> **GIVEN TASK**
Write the data out again exactly, with no pictures.

> **RECORDS FOR THIS TASK**
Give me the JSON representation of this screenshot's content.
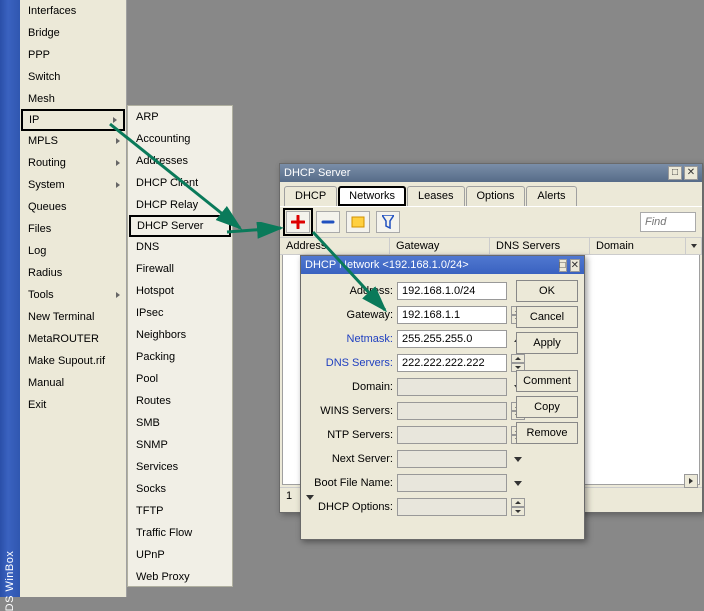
{
  "vbar": {
    "label": "DS WinBox"
  },
  "menu1": {
    "items": [
      {
        "label": "Interfaces",
        "arrow": false
      },
      {
        "label": "Bridge",
        "arrow": false
      },
      {
        "label": "PPP",
        "arrow": false
      },
      {
        "label": "Switch",
        "arrow": false
      },
      {
        "label": "Mesh",
        "arrow": false
      },
      {
        "label": "IP",
        "arrow": true,
        "highlight": true
      },
      {
        "label": "MPLS",
        "arrow": true
      },
      {
        "label": "Routing",
        "arrow": true
      },
      {
        "label": "System",
        "arrow": true
      },
      {
        "label": "Queues",
        "arrow": false
      },
      {
        "label": "Files",
        "arrow": false
      },
      {
        "label": "Log",
        "arrow": false
      },
      {
        "label": "Radius",
        "arrow": false
      },
      {
        "label": "Tools",
        "arrow": true
      },
      {
        "label": "New Terminal",
        "arrow": false
      },
      {
        "label": "MetaROUTER",
        "arrow": false
      },
      {
        "label": "Make Supout.rif",
        "arrow": false
      },
      {
        "label": "Manual",
        "arrow": false
      },
      {
        "label": "Exit",
        "arrow": false
      }
    ]
  },
  "menu2": {
    "items": [
      {
        "label": "ARP"
      },
      {
        "label": "Accounting"
      },
      {
        "label": "Addresses"
      },
      {
        "label": "DHCP Client"
      },
      {
        "label": "DHCP Relay"
      },
      {
        "label": "DHCP Server",
        "highlight": true
      },
      {
        "label": "DNS"
      },
      {
        "label": "Firewall"
      },
      {
        "label": "Hotspot"
      },
      {
        "label": "IPsec"
      },
      {
        "label": "Neighbors"
      },
      {
        "label": "Packing"
      },
      {
        "label": "Pool"
      },
      {
        "label": "Routes"
      },
      {
        "label": "SMB"
      },
      {
        "label": "SNMP"
      },
      {
        "label": "Services"
      },
      {
        "label": "Socks"
      },
      {
        "label": "TFTP"
      },
      {
        "label": "Traffic Flow"
      },
      {
        "label": "UPnP"
      },
      {
        "label": "Web Proxy"
      }
    ]
  },
  "dhcp_win": {
    "title": "DHCP Server",
    "tabs": [
      "DHCP",
      "Networks",
      "Leases",
      "Options",
      "Alerts"
    ],
    "find_placeholder": "Find",
    "columns": [
      "Address",
      "Gateway",
      "DNS Servers",
      "Domain"
    ],
    "status": "1"
  },
  "net_win": {
    "title": "DHCP Network <192.168.1.0/24>",
    "fields": {
      "address_lbl": "Address:",
      "address": "192.168.1.0/24",
      "gateway_lbl": "Gateway:",
      "gateway": "192.168.1.1",
      "netmask_lbl": "Netmask:",
      "netmask": "255.255.255.0",
      "dns_lbl": "DNS Servers:",
      "dns": "222.222.222.222",
      "domain_lbl": "Domain:",
      "wins_lbl": "WINS Servers:",
      "ntp_lbl": "NTP Servers:",
      "next_lbl": "Next Server:",
      "boot_lbl": "Boot File Name:",
      "dhcpopt_lbl": "DHCP Options:"
    },
    "buttons": {
      "ok": "OK",
      "cancel": "Cancel",
      "apply": "Apply",
      "comment": "Comment",
      "copy": "Copy",
      "remove": "Remove"
    }
  }
}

> **COMPLETED EXERCISE**
Give me the JSON representation of this screenshot's content.
{
  "vbar": {
    "label": "DS WinBox"
  },
  "menu1": {
    "items": [
      {
        "label": "Interfaces",
        "arrow": false
      },
      {
        "label": "Bridge",
        "arrow": false
      },
      {
        "label": "PPP",
        "arrow": false
      },
      {
        "label": "Switch",
        "arrow": false
      },
      {
        "label": "Mesh",
        "arrow": false
      },
      {
        "label": "IP",
        "arrow": true,
        "highlight": true
      },
      {
        "label": "MPLS",
        "arrow": true
      },
      {
        "label": "Routing",
        "arrow": true
      },
      {
        "label": "System",
        "arrow": true
      },
      {
        "label": "Queues",
        "arrow": false
      },
      {
        "label": "Files",
        "arrow": false
      },
      {
        "label": "Log",
        "arrow": false
      },
      {
        "label": "Radius",
        "arrow": false
      },
      {
        "label": "Tools",
        "arrow": true
      },
      {
        "label": "New Terminal",
        "arrow": false
      },
      {
        "label": "MetaROUTER",
        "arrow": false
      },
      {
        "label": "Make Supout.rif",
        "arrow": false
      },
      {
        "label": "Manual",
        "arrow": false
      },
      {
        "label": "Exit",
        "arrow": false
      }
    ]
  },
  "menu2": {
    "items": [
      {
        "label": "ARP"
      },
      {
        "label": "Accounting"
      },
      {
        "label": "Addresses"
      },
      {
        "label": "DHCP Client"
      },
      {
        "label": "DHCP Relay"
      },
      {
        "label": "DHCP Server",
        "highlight": true
      },
      {
        "label": "DNS"
      },
      {
        "label": "Firewall"
      },
      {
        "label": "Hotspot"
      },
      {
        "label": "IPsec"
      },
      {
        "label": "Neighbors"
      },
      {
        "label": "Packing"
      },
      {
        "label": "Pool"
      },
      {
        "label": "Routes"
      },
      {
        "label": "SMB"
      },
      {
        "label": "SNMP"
      },
      {
        "label": "Services"
      },
      {
        "label": "Socks"
      },
      {
        "label": "TFTP"
      },
      {
        "label": "Traffic Flow"
      },
      {
        "label": "UPnP"
      },
      {
        "label": "Web Proxy"
      }
    ]
  },
  "dhcp_win": {
    "title": "DHCP Server",
    "tabs": [
      "DHCP",
      "Networks",
      "Leases",
      "Options",
      "Alerts"
    ],
    "find_placeholder": "Find",
    "columns": [
      "Address",
      "Gateway",
      "DNS Servers",
      "Domain"
    ],
    "status": "1"
  },
  "net_win": {
    "title": "DHCP Network <192.168.1.0/24>",
    "fields": {
      "address_lbl": "Address:",
      "address": "192.168.1.0/24",
      "gateway_lbl": "Gateway:",
      "gateway": "192.168.1.1",
      "netmask_lbl": "Netmask:",
      "netmask": "255.255.255.0",
      "dns_lbl": "DNS Servers:",
      "dns": "222.222.222.222",
      "domain_lbl": "Domain:",
      "wins_lbl": "WINS Servers:",
      "ntp_lbl": "NTP Servers:",
      "next_lbl": "Next Server:",
      "boot_lbl": "Boot File Name:",
      "dhcpopt_lbl": "DHCP Options:"
    },
    "buttons": {
      "ok": "OK",
      "cancel": "Cancel",
      "apply": "Apply",
      "comment": "Comment",
      "copy": "Copy",
      "remove": "Remove"
    }
  }
}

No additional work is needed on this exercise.